### [Exercise aim]
Will you output the entries below exactly, skipping every image they contain?

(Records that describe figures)
********************

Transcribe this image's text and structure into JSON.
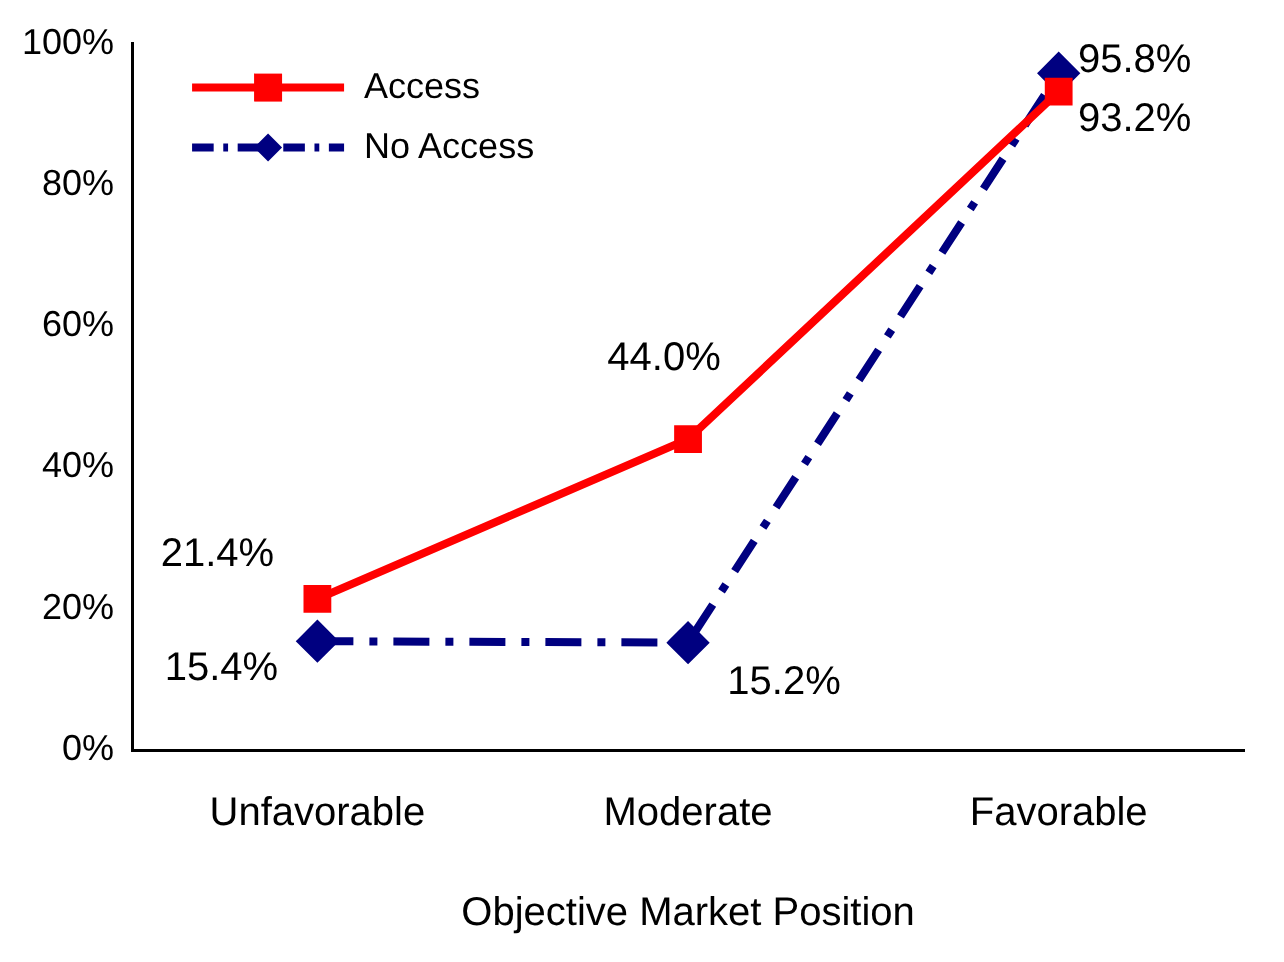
{
  "chart_data": {
    "type": "line",
    "xlabel": "Objective Market Position",
    "categories": [
      "Unfavorable",
      "Moderate",
      "Favorable"
    ],
    "series": [
      {
        "name": "Access",
        "color": "#ff0000",
        "values": [
          21.4,
          44.0,
          93.2
        ],
        "marker": "square",
        "line_style": "solid",
        "value_labels": [
          "21.4%",
          "44.0%",
          "93.2%"
        ]
      },
      {
        "name": "No Access",
        "color": "#000080",
        "values": [
          15.4,
          15.2,
          95.8
        ],
        "marker": "diamond",
        "line_style": "dashed",
        "value_labels": [
          "15.4%",
          "15.2%",
          "95.8%"
        ]
      }
    ],
    "ylim": [
      0,
      100
    ],
    "yticks": [
      {
        "value": 0,
        "label": "0%"
      },
      {
        "value": 20,
        "label": "20%"
      },
      {
        "value": 40,
        "label": "40%"
      },
      {
        "value": 60,
        "label": "60%"
      },
      {
        "value": 80,
        "label": "80%"
      },
      {
        "value": 100,
        "label": "100%"
      }
    ],
    "grid": false,
    "legend": "top left"
  }
}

********************

### [Completed task]
Transcribe this image's text and structure into JSON.
{
  "chart_data": {
    "type": "line",
    "xlabel": "Objective Market Position",
    "categories": [
      "Unfavorable",
      "Moderate",
      "Favorable"
    ],
    "series": [
      {
        "name": "Access",
        "color": "#ff0000",
        "values": [
          21.4,
          44.0,
          93.2
        ],
        "marker": "square",
        "line_style": "solid",
        "value_labels": [
          "21.4%",
          "44.0%",
          "93.2%"
        ]
      },
      {
        "name": "No Access",
        "color": "#000080",
        "values": [
          15.4,
          15.2,
          95.8
        ],
        "marker": "diamond",
        "line_style": "dashed",
        "value_labels": [
          "15.4%",
          "15.2%",
          "95.8%"
        ]
      }
    ],
    "ylim": [
      0,
      100
    ],
    "yticks": [
      {
        "value": 0,
        "label": "0%"
      },
      {
        "value": 20,
        "label": "20%"
      },
      {
        "value": 40,
        "label": "40%"
      },
      {
        "value": 60,
        "label": "60%"
      },
      {
        "value": 80,
        "label": "80%"
      },
      {
        "value": 100,
        "label": "100%"
      }
    ],
    "grid": false,
    "legend": "top left"
  }
}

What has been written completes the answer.